Recorded data
#####

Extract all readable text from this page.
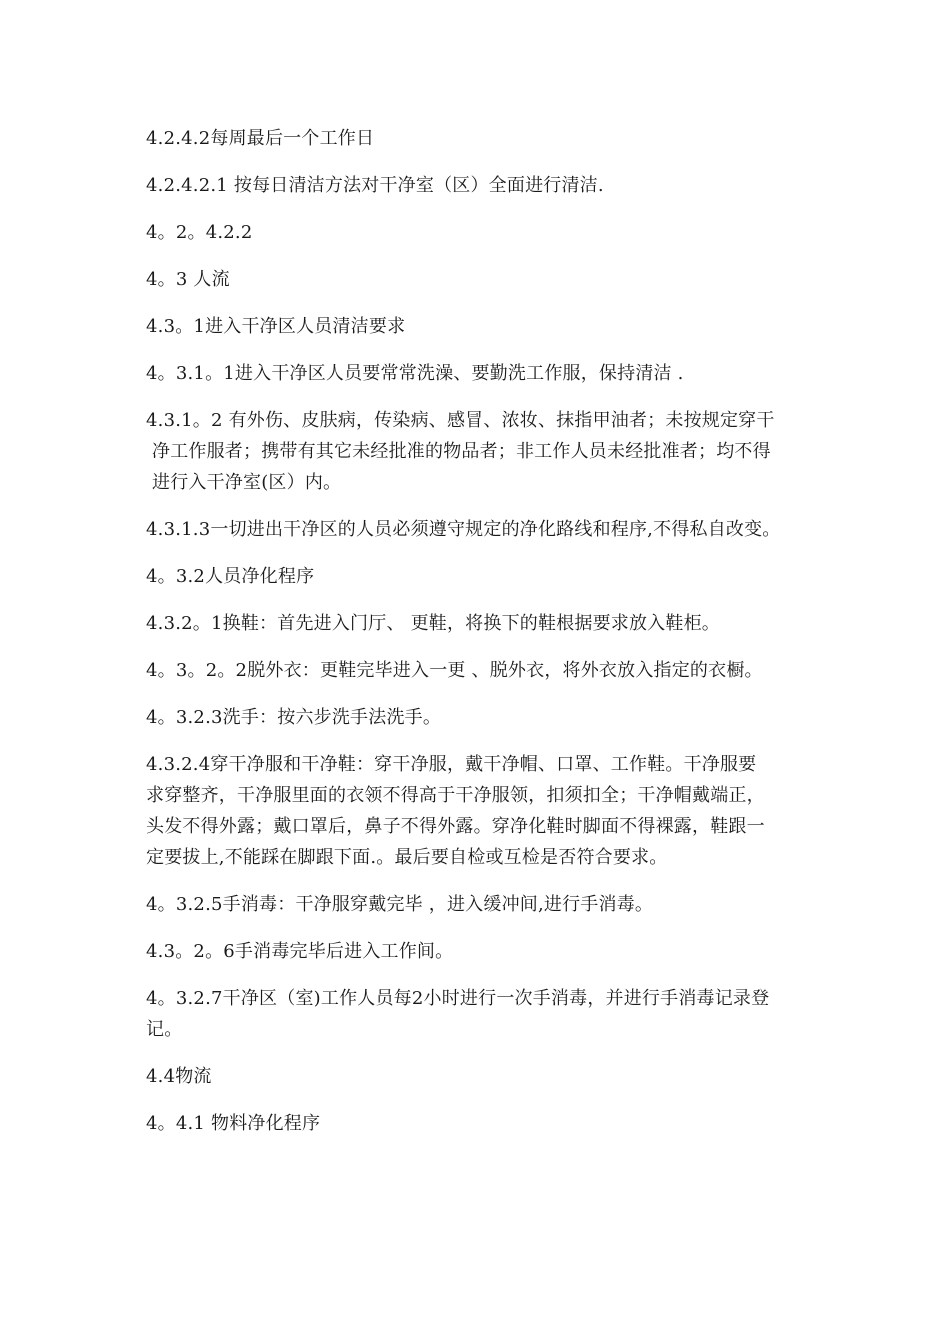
4.2.4.2每周最后一个工作日
4.2.4.2.1 按每日清洁方法对干净室（区）全面进行清洁.
4。2。4.2.2
4。3 人流
4.3。1进入干净区人员清洁要求
4。3.1。1进入干净区人员要常常洗澡、要勤洗工作服，保持清洁 .
4.3.1。2 有外伤、皮肤病，传染病、感冒、浓妆、抹指甲油者；未按规定穿干
净工作服者；携带有其它未经批准的物品者；非工作人员未经批准者；均不得
进行入干净室(区）内。
4.3.1.3一切进出干净区的人员必须遵守规定的净化路线和程序,不得私自改变。
4。3.2人员净化程序
4.3.2。1换鞋：首先进入门厅、 更鞋，将换下的鞋根据要求放入鞋柜。
4。3。2。2脱外衣：更鞋完毕进入一更 、脱外衣，将外衣放入指定的衣橱。
4。3.2.3洗手：按六步洗手法洗手。
4.3.2.4穿干净服和干净鞋：穿干净服，戴干净帽、口罩、工作鞋。干净服要
求穿整齐，干净服里面的衣领不得高于干净服领，扣须扣全；干净帽戴端正，
头发不得外露；戴口罩后，鼻子不得外露。穿净化鞋时脚面不得裸露，鞋跟一
定要拔上,不能踩在脚跟下面.。最后要自检或互检是否符合要求。
4。3.2.5手消毒：干净服穿戴完毕 ，进入缓冲间,进行手消毒。
4.3。2。6手消毒完毕后进入工作间。
4。3.2.7干净区（室)工作人员每2小时进行一次手消毒，并进行手消毒记录登
记。
4.4物流
4。4.1 物料净化程序
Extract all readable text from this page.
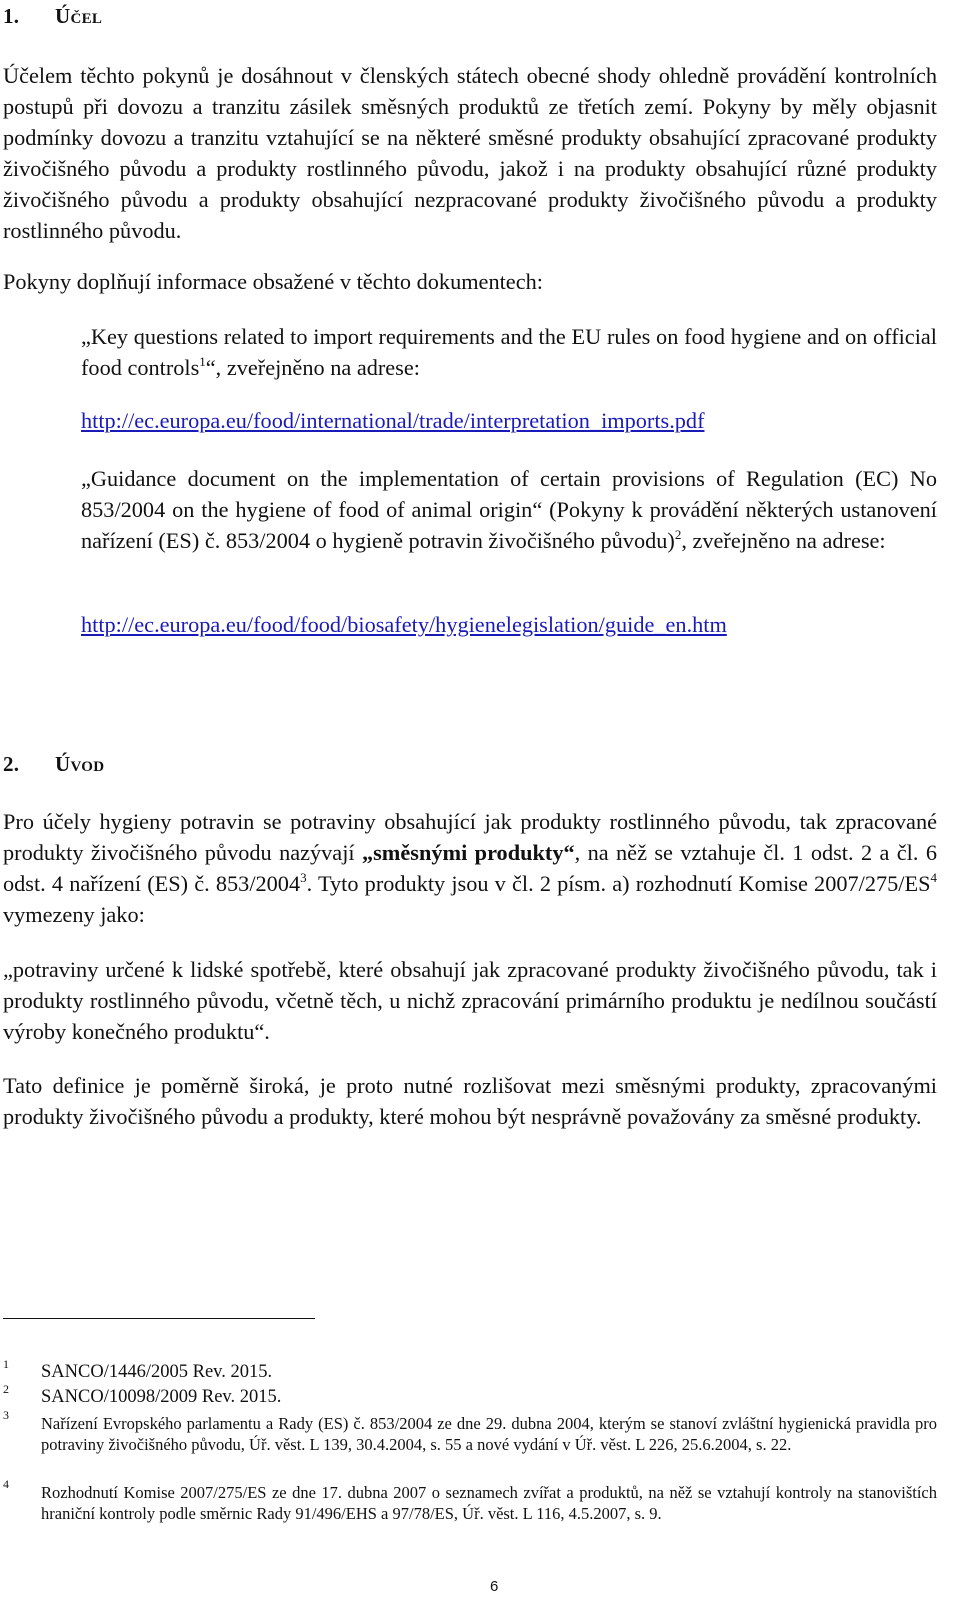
1. ÚČEL

Účelem těchto pokynů je dosáhnout v členských státech obecné shody ohledně provádění kontrolních postupů při dovozu a tranzitu zásilek směsných produktů ze třetích zemí. Pokyny by měly objasnit podmínky dovozu a tranzitu vztahující se na některé směsné produkty obsahující zpracované produkty živočišného původu a produkty rostlinného původu, jakož i na produkty obsahující různé produkty živočišného původu a produkty obsahující nezpracované produkty živočišného původu a produkty rostlinného původu.

Pokyny doplňují informace obsažené v těchto dokumentech:

„Key questions related to import requirements and the EU rules on food hygiene and on official food controls$^1$“, zveřejněno na adrese:

http://ec.europa.eu/food/international/trade/interpretation_imports.pdf

„Guidance document on the implementation of certain provisions of Regulation (EC) No 853/2004 on the hygiene of food of animal origin“ (Pokyny k provádění některých ustanovení nařízení (ES) č. 853/2004 o hygieně potravin živočišného původu)$^2$, zveřejněno na adrese:

http://ec.europa.eu/food/food/biosafety/hygienelegislation/guide_en.htm
2. ÚVOD

Pro účely hygieny potravin se potraviny obsahující jak produkty rostlinného původu, tak zpracované produkty živočišného původu nazývají „směsnými produkty“, na něž se vztahuje čl. 1 odst. 2 a čl. 6 odst. 4 nařízení (ES) č. 853/2004$^3$. Tyto produkty jsou v čl. 2 písm. a) rozhodnutí Komise $2007/275/ES^4$ vymezeny jako:

„potraviny určené k lidské spotřebě, které obsahují jak zpracované produkty živočišného původu, tak i produkty rostlinného původu, včetně těch, u nichž zpracování primárního produktu je nedílnou součástí výroby konečného produktu“.

Tato definice je poměrně široká, je proto nutné rozlišovat mezi směsnými produkty, zpracovanými produkty živočišného původu a produkty, které mohou být nesprávně považovány za směsné produkty.

1 SANCO/1446/2005 Rev. 2015.
2 SANCO/10098/2009 Rev. 2015.
3 Nařízení Evropského parlamentu a Rady (ES) č. 853/2004 ze dne 29. dubna 2004, kterým se stanoví zvláštní hygienická pravidla pro potraviny živočišného původu, Úř. věst. L 139, 30.4.2004, s. 55 a nové vydání v Úř. věst. L 226, 25.6.2004, s. 22.
4 Rozhodnutí Komise 2007/275/ES ze dne 17. dubna 2007 o seznamech zvířat a produktů, na něž se vztahují kontroly na stanovištích hraniční kontroly podle směrnic Rady 91/496/EHS a 97/78/ES, Úř. věst. L 116, 4.5.2007, s. 9.
6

#####

▸ TASK PROMPT: Leave out the pictures and copy everything else in the records word for word.

▸ REPLY TO THE EXERCISE:
Extract all readable text from this page.
4.2.4.2每周最后一个工作日
4.2.4.2.1 按每日清洁方法对干净室（区）全面进行清洁.
4。2。4.2.2
4。3 人流
4.3。1进入干净区人员清洁要求
4。3.1。1进入干净区人员要常常洗澡、要勤洗工作服，保持清洁 .
4.3.1。2 有外伤、皮肤病，传染病、感冒、浓妆、抹指甲油者；未按规定穿干
净工作服者；携带有其它未经批准的物品者；非工作人员未经批准者；均不得
进行入干净室(区）内。
4.3.1.3一切进出干净区的人员必须遵守规定的净化路线和程序,不得私自改变。
4。3.2人员净化程序
4.3.2。1换鞋：首先进入门厅、 更鞋，将换下的鞋根据要求放入鞋柜。
4。3。2。2脱外衣：更鞋完毕进入一更 、脱外衣，将外衣放入指定的衣橱。
4。3.2.3洗手：按六步洗手法洗手。
4.3.2.4穿干净服和干净鞋：穿干净服，戴干净帽、口罩、工作鞋。干净服要
求穿整齐，干净服里面的衣领不得高于干净服领，扣须扣全；干净帽戴端正，
头发不得外露；戴口罩后，鼻子不得外露。穿净化鞋时脚面不得裸露，鞋跟一
定要拔上,不能踩在脚跟下面.。最后要自检或互检是否符合要求。
4。3.2.5手消毒：干净服穿戴完毕 ，进入缓冲间,进行手消毒。
4.3。2。6手消毒完毕后进入工作间。
4。3.2.7干净区（室)工作人员每2小时进行一次手消毒，并进行手消毒记录登
记。
4.4物流
4。4.1 物料净化程序
Extract all readable text from this page.
1. ÚČEL

Účelem těchto pokynů je dosáhnout v členských státech obecné shody ohledně provádění kontrolních postupů při dovozu a tranzitu zásilek směsných produktů ze třetích zemí. Pokyny by měly objasnit podmínky dovozu a tranzitu vztahující se na některé směsné produkty obsahující zpracované produkty živočišného původu a produkty rostlinného původu, jakož i na produkty obsahující různé produkty živočišného původu a produkty obsahující nezpracované produkty živočišného původu a produkty rostlinného původu.

Pokyny doplňují informace obsažené v těchto dokumentech:

„Key questions related to import requirements and the EU rules on food hygiene and on official food controls$^1$“, zveřejněno na adrese:

http://ec.europa.eu/food/international/trade/interpretation_imports.pdf

„Guidance document on the implementation of certain provisions of Regulation (EC) No 853/2004 on the hygiene of food of animal origin“ (Pokyny k provádění některých ustanovení nařízení (ES) č. 853/2004 o hygieně potravin živočišného původu)$^2$, zveřejněno na adrese:

http://ec.europa.eu/food/food/biosafety/hygienelegislation/guide_en.htm
2. ÚVOD

Pro účely hygieny potravin se potraviny obsahující jak produkty rostlinného původu, tak zpracované produkty živočišného původu nazývají „směsnými produkty“, na něž se vztahuje čl. 1 odst. 2 a čl. 6 odst. 4 nařízení (ES) č. 853/2004$^3$. Tyto produkty jsou v čl. 2 písm. a) rozhodnutí Komise $2007/275/ES^4$ vymezeny jako:

„potraviny určené k lidské spotřebě, které obsahují jak zpracované produkty živočišného původu, tak i produkty rostlinného původu, včetně těch, u nichž zpracování primárního produktu je nedílnou součástí výroby konečného produktu“.

Tato definice je poměrně široká, je proto nutné rozlišovat mezi směsnými produkty, zpracovanými produkty živočišného původu a produkty, které mohou být nesprávně považovány za směsné produkty.

1 SANCO/1446/2005 Rev. 2015.
2 SANCO/10098/2009 Rev. 2015.
3 Nařízení Evropského parlamentu a Rady (ES) č. 853/2004 ze dne 29. dubna 2004, kterým se stanoví zvláštní hygienická pravidla pro potraviny živočišného původu, Úř. věst. L 139, 30.4.2004, s. 55 a nové vydání v Úř. věst. L 226, 25.6.2004, s. 22.
4 Rozhodnutí Komise 2007/275/ES ze dne 17. dubna 2007 o seznamech zvířat a produktů, na něž se vztahují kontroly na stanovištích hraniční kontroly podle směrnic Rady 91/496/EHS a 97/78/ES, Úř. věst. L 116, 4.5.2007, s. 9.
6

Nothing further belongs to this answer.